[Short exercise]:
Return all of the entries word for word, but omit the pictures they contain.

[Records to use]:
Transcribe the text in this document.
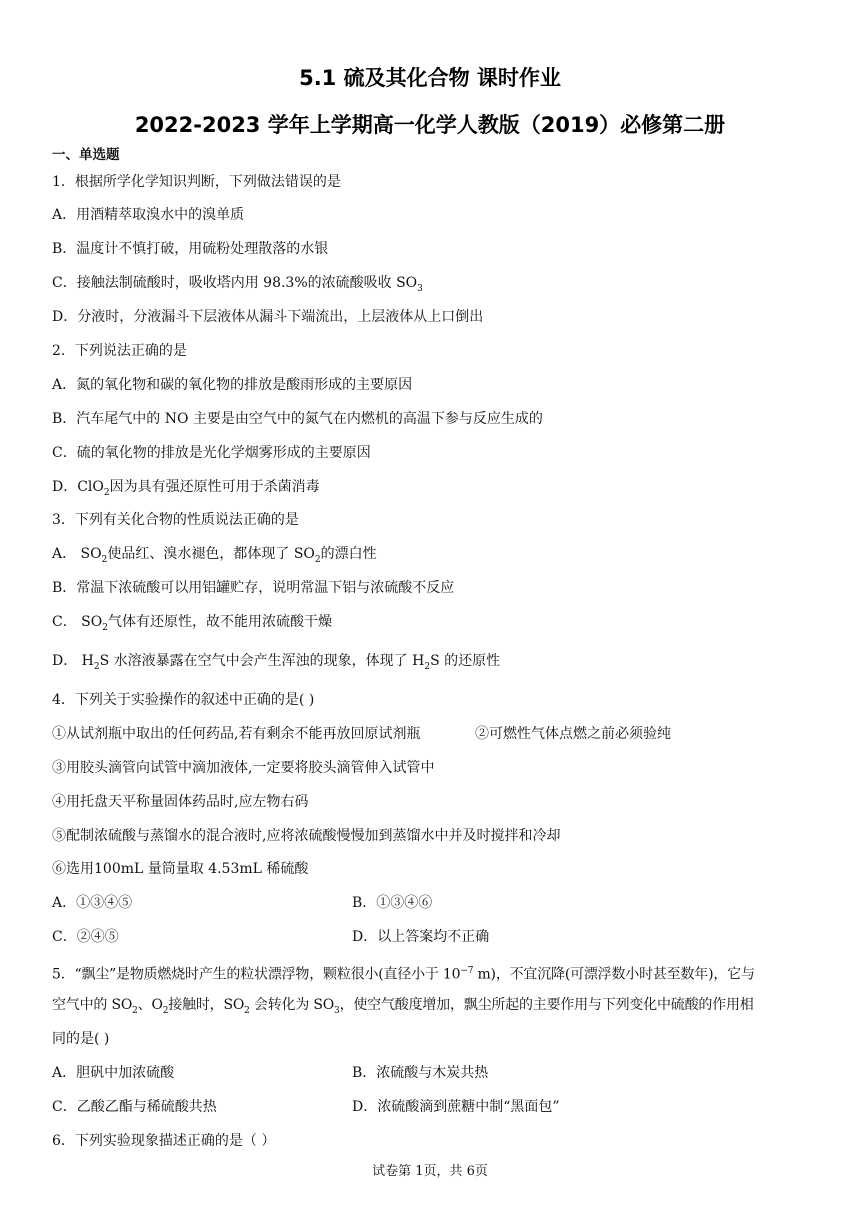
5.1 硫及其化合物 课时作业
2022-2023 学年上学期高一化学人教版（2019）必修第二册
一、单选题
1．根据所学化学知识判断，下列做法错误的是
A．用酒精萃取溴水中的溴单质
B．温度计不慎打破，用硫粉处理散落的水银
C．接触法制硫酸时，吸收塔内用 98.3%的浓硫酸吸收 $SO_3$
D．分液时，分液漏斗下层液体从漏斗下端流出，上层液体从上口倒出
2．下列说法正确的是
A．氮的氧化物和碳的氧化物的排放是酸雨形成的主要原因
B．汽车尾气中的 NO 主要是由空气中的氮气在内燃机的高温下参与反应生成的
C．硫的氧化物的排放是光化学烟雾形成的主要原因
D．ClO$_2$因为具有强还原性可用于杀菌消毒
3．下列有关化合物的性质说法正确的是
A． $SO_2$使品红、溴水褪色，都体现了 $SO_2$的漂白性
B．常温下浓硫酸可以用铝罐贮存，说明常温下铝与浓硫酸不反应
C． $SO_2$气体有还原性，故不能用浓硫酸干燥
D． $H_2S$ 水溶液暴露在空气中会产生浑浊的现象，体现了 $H_2S$ 的还原性
4．下列关于实验操作的叙述中正确的是( )
①从试剂瓶中取出的任何药品,若有剩余不能再放回原试剂瓶	②可燃性气体点燃之前必须验纯
③用胶头滴管向试管中滴加液体,一定要将胶头滴管伸入试管中
④用托盘天平称量固体药品时,应左物右码
⑤配制浓硫酸与蒸馏水的混合液时,应将浓硫酸慢慢加到蒸馏水中并及时搅拌和冷却
⑥选用100mL 量筒量取 4.53mL 稀硫酸
A．①③④⑤	B．①③④⑥
C．②④⑤	D．以上答案均不正确
5．“飘尘”是物质燃烧时产生的粒状漂浮物，颗粒很小(直径小于 $10^{-7}$ m)，不宜沉降(可漂浮数小时甚至数年)，它与
空气中的 $SO_2$、$O_2$接触时，$SO_2$ 会转化为 $SO_3$，使空气酸度增加，飘尘所起的主要作用与下列变化中硫酸的作用相
同的是( )
A．胆矾中加浓硫酸	B．浓硫酸与木炭共热
C．乙酸乙酯与稀硫酸共热	D．浓硫酸滴到蔗糖中制“黑面包”
6．下列实验现象描述正确的是（ ）
试卷第 1页，共 6页
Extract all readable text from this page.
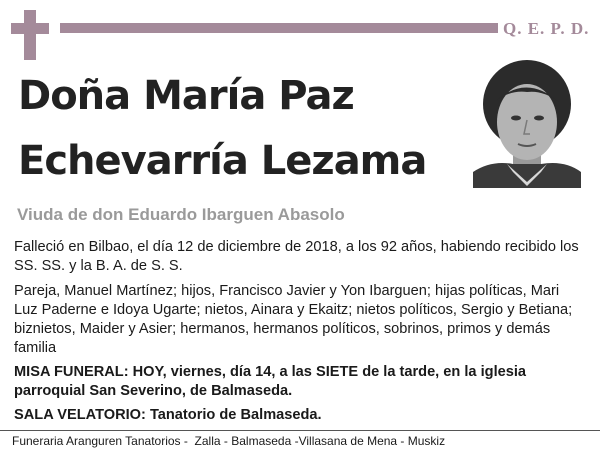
Q. E. P. D.
Doña María Paz
Echevarría Lezama
Viuda de don Eduardo Ibarguen Abasolo
Falleció en Bilbao, el día 12 de diciembre de 2018, a los 92 años, habiendo recibido los SS. SS. y la B. A. de S. S.
Pareja, Manuel Martínez; hijos, Francisco Javier y Yon Ibarguen; hijas políticas, Mari Luz Paderne e Idoya Ugarte; nietos, Ainara y Ekaitz; nietos políticos, Sergio y Betiana; biznietos, Maider y Asier; hermanos, hermanos políticos, sobrinos, primos y demás familia
MISA FUNERAL: HOY, viernes, día 14, a las SIETE de la tarde, en la iglesia parroquial San Severino, de Balmaseda.
SALA VELATORIO: Tanatorio de Balmaseda.
Funeraria Aranguren Tanatorios -  Zalla - Balmaseda -Villasana de Mena - Muskiz
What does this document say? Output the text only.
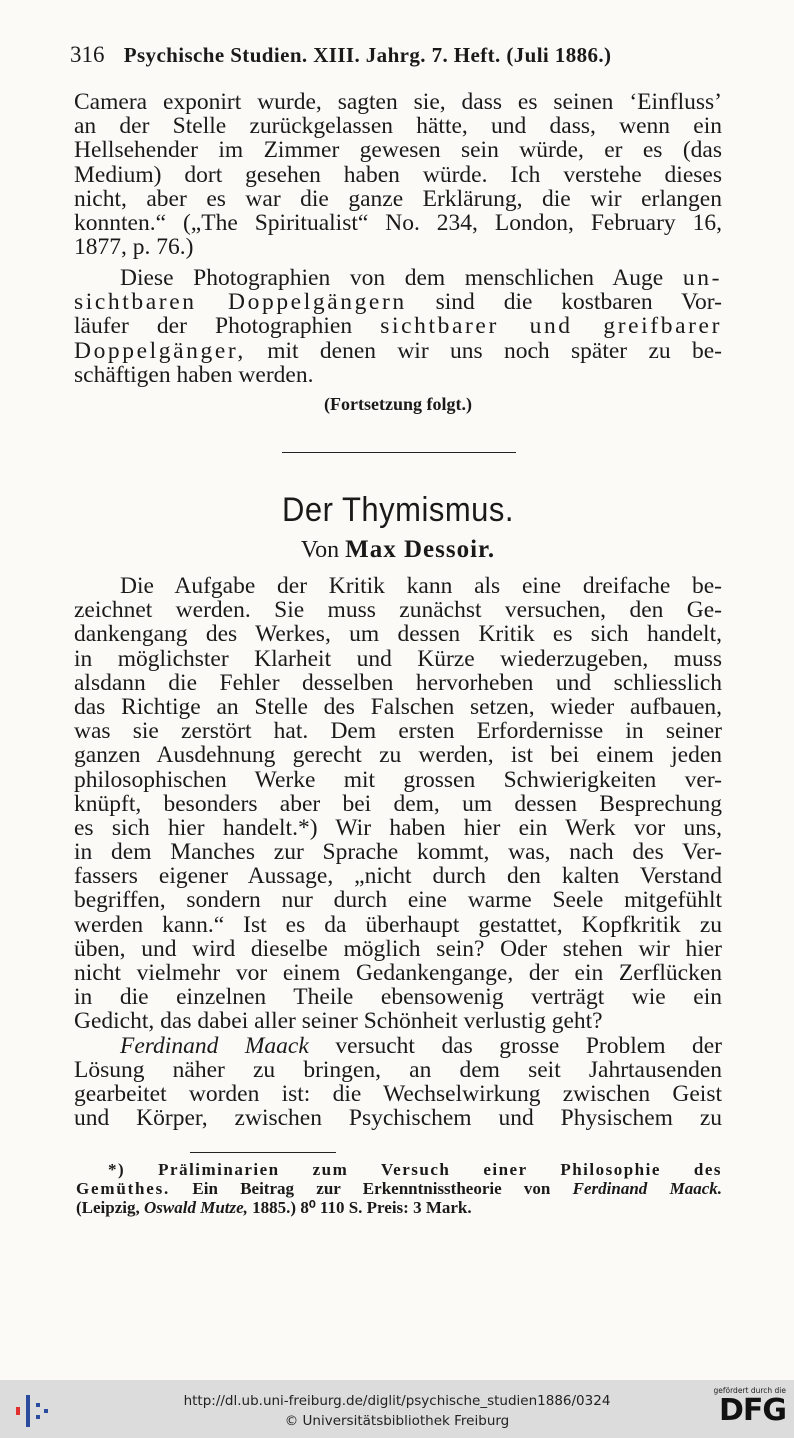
316 Psychische Studien. XIII. Jahrg. 7. Heft. (Juli 1886.)
Camera exponirt wurde, sagten sie, dass es seinen ‘Einfluss’
an der Stelle zurückgelassen hätte, und dass, wenn ein
Hellsehender im Zimmer gewesen sein würde, er es (das
Medium) dort gesehen haben würde. Ich verstehe dieses
nicht, aber es war die ganze Erklärung, die wir erlangen
konnten.“ („The Spiritualist“ No. 234, London, February 16,
1877, p. 76.)
Diese Photographien von dem menschlichen Auge un-
sichtbaren Doppelgängern sind die kostbaren Vor-
läufer der Photographien sichtbarer und greifbarer
Doppelgänger, mit denen wir uns noch später zu be-
schäftigen haben werden.
(Fortsetzung folgt.)
Der Thymismus.
Von Max Dessoir.
Die Aufgabe der Kritik kann als eine dreifache be-
zeichnet werden. Sie muss zunächst versuchen, den Ge-
dankengang des Werkes, um dessen Kritik es sich handelt,
in möglichster Klarheit und Kürze wiederzugeben, muss
alsdann die Fehler desselben hervorheben und schliesslich
das Richtige an Stelle des Falschen setzen, wieder aufbauen,
was sie zerstört hat. Dem ersten Erfordernisse in seiner
ganzen Ausdehnung gerecht zu werden, ist bei einem jeden
philosophischen Werke mit grossen Schwierigkeiten ver-
knüpft, besonders aber bei dem, um dessen Besprechung
es sich hier handelt.*) Wir haben hier ein Werk vor uns,
in dem Manches zur Sprache kommt, was, nach des Ver-
fassers eigener Aussage, „nicht durch den kalten Verstand
begriffen, sondern nur durch eine warme Seele mitgefühlt
werden kann.“ Ist es da überhaupt gestattet, Kopfkritik zu
üben, und wird dieselbe möglich sein? Oder stehen wir hier
nicht vielmehr vor einem Gedankengange, der ein Zerflücken
in die einzelnen Theile ebensowenig verträgt wie ein
Gedicht, das dabei aller seiner Schönheit verlustig geht?
Ferdinand Maack versucht das grosse Problem der
Lösung näher zu bringen, an dem seit Jahrtausenden
gearbeitet worden ist: die Wechselwirkung zwischen Geist
und Körper, zwischen Psychischem und Physischem zu
*) Präliminarien zum Versuch einer Philosophie des
Gemüthes. Ein Beitrag zur Erkenntnisstheorie von Ferdinand Maack.
(Leipzig, Oswald Mutze, 1885.) 8⁰ 110 S. Preis: 3 Mark.
http://dl.ub.uni-freiburg.de/diglit/psychische_studien1886/0324
© Universitätsbibliothek Freiburg
gefördert durch die
DFG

[Correct answer]:
Transcribe the text in this document.
5.1 硫及其化合物 课时作业
2022-2023 学年上学期高一化学人教版（2019）必修第二册
一、单选题
1．根据所学化学知识判断，下列做法错误的是
A．用酒精萃取溴水中的溴单质
B．温度计不慎打破，用硫粉处理散落的水银
C．接触法制硫酸时，吸收塔内用 98.3%的浓硫酸吸收 $SO_3$
D．分液时，分液漏斗下层液体从漏斗下端流出，上层液体从上口倒出
2．下列说法正确的是
A．氮的氧化物和碳的氧化物的排放是酸雨形成的主要原因
B．汽车尾气中的 NO 主要是由空气中的氮气在内燃机的高温下参与反应生成的
C．硫的氧化物的排放是光化学烟雾形成的主要原因
D．ClO$_2$因为具有强还原性可用于杀菌消毒
3．下列有关化合物的性质说法正确的是
A． $SO_2$使品红、溴水褪色，都体现了 $SO_2$的漂白性
B．常温下浓硫酸可以用铝罐贮存，说明常温下铝与浓硫酸不反应
C． $SO_2$气体有还原性，故不能用浓硫酸干燥
D． $H_2S$ 水溶液暴露在空气中会产生浑浊的现象，体现了 $H_2S$ 的还原性
4．下列关于实验操作的叙述中正确的是( )
①从试剂瓶中取出的任何药品,若有剩余不能再放回原试剂瓶	②可燃性气体点燃之前必须验纯
③用胶头滴管向试管中滴加液体,一定要将胶头滴管伸入试管中
④用托盘天平称量固体药品时,应左物右码
⑤配制浓硫酸与蒸馏水的混合液时,应将浓硫酸慢慢加到蒸馏水中并及时搅拌和冷却
⑥选用100mL 量筒量取 4.53mL 稀硫酸
A．①③④⑤	B．①③④⑥
C．②④⑤	D．以上答案均不正确
5．“飘尘”是物质燃烧时产生的粒状漂浮物，颗粒很小(直径小于 $10^{-7}$ m)，不宜沉降(可漂浮数小时甚至数年)，它与
空气中的 $SO_2$、$O_2$接触时，$SO_2$ 会转化为 $SO_3$，使空气酸度增加，飘尘所起的主要作用与下列变化中硫酸的作用相
同的是( )
A．胆矾中加浓硫酸	B．浓硫酸与木炭共热
C．乙酸乙酯与稀硫酸共热	D．浓硫酸滴到蔗糖中制“黑面包”
6．下列实验现象描述正确的是（ ）
试卷第 1页，共 6页
Extract all readable text from this page.
Q. E. P. D.
Doña María Paz
Echevarría Lezama
Viuda de don Eduardo Ibarguen Abasolo
Falleció en Bilbao, el día 12 de diciembre de 2018, a los 92 años, habiendo recibido los SS. SS. y la B. A. de S. S.
Pareja, Manuel Martínez; hijos, Francisco Javier y Yon Ibarguen; hijas políticas, Mari Luz Paderne e Idoya Ugarte; nietos, Ainara y Ekaitz; nietos políticos, Sergio y Betiana; biznietos, Maider y Asier; hermanos, hermanos políticos, sobrinos, primos y demás familia
MISA FUNERAL: HOY, viernes, día 14, a las SIETE de la tarde, en la iglesia parroquial San Severino, de Balmaseda.
SALA VELATORIO: Tanatorio de Balmaseda.
Funeraria Aranguren Tanatorios -  Zalla - Balmaseda -Villasana de Mena - Muskiz
What does this document say? Output the text only.
316 Psychische Studien. XIII. Jahrg. 7. Heft. (Juli 1886.)
Camera exponirt wurde, sagten sie, dass es seinen ‘Einfluss’
an der Stelle zurückgelassen hätte, und dass, wenn ein
Hellsehender im Zimmer gewesen sein würde, er es (das
Medium) dort gesehen haben würde. Ich verstehe dieses
nicht, aber es war die ganze Erklärung, die wir erlangen
konnten.“ („The Spiritualist“ No. 234, London, February 16,
1877, p. 76.)
Diese Photographien von dem menschlichen Auge un-
sichtbaren Doppelgängern sind die kostbaren Vor-
läufer der Photographien sichtbarer und greifbarer
Doppelgänger, mit denen wir uns noch später zu be-
schäftigen haben werden.
(Fortsetzung folgt.)
Der Thymismus.
Von Max Dessoir.
Die Aufgabe der Kritik kann als eine dreifache be-
zeichnet werden. Sie muss zunächst versuchen, den Ge-
dankengang des Werkes, um dessen Kritik es sich handelt,
in möglichster Klarheit und Kürze wiederzugeben, muss
alsdann die Fehler desselben hervorheben und schliesslich
das Richtige an Stelle des Falschen setzen, wieder aufbauen,
was sie zerstört hat. Dem ersten Erfordernisse in seiner
ganzen Ausdehnung gerecht zu werden, ist bei einem jeden
philosophischen Werke mit grossen Schwierigkeiten ver-
knüpft, besonders aber bei dem, um dessen Besprechung
es sich hier handelt.*) Wir haben hier ein Werk vor uns,
in dem Manches zur Sprache kommt, was, nach des Ver-
fassers eigener Aussage, „nicht durch den kalten Verstand
begriffen, sondern nur durch eine warme Seele mitgefühlt
werden kann.“ Ist es da überhaupt gestattet, Kopfkritik zu
üben, und wird dieselbe möglich sein? Oder stehen wir hier
nicht vielmehr vor einem Gedankengange, der ein Zerflücken
in die einzelnen Theile ebensowenig verträgt wie ein
Gedicht, das dabei aller seiner Schönheit verlustig geht?
Ferdinand Maack versucht das grosse Problem der
Lösung näher zu bringen, an dem seit Jahrtausenden
gearbeitet worden ist: die Wechselwirkung zwischen Geist
und Körper, zwischen Psychischem und Physischem zu
*) Präliminarien zum Versuch einer Philosophie des
Gemüthes. Ein Beitrag zur Erkenntnisstheorie von Ferdinand Maack.
(Leipzig, Oswald Mutze, 1885.) 8⁰ 110 S. Preis: 3 Mark.
http://dl.ub.uni-freiburg.de/diglit/psychische_studien1886/0324
© Universitätsbibliothek Freiburg
gefördert durch die
DFG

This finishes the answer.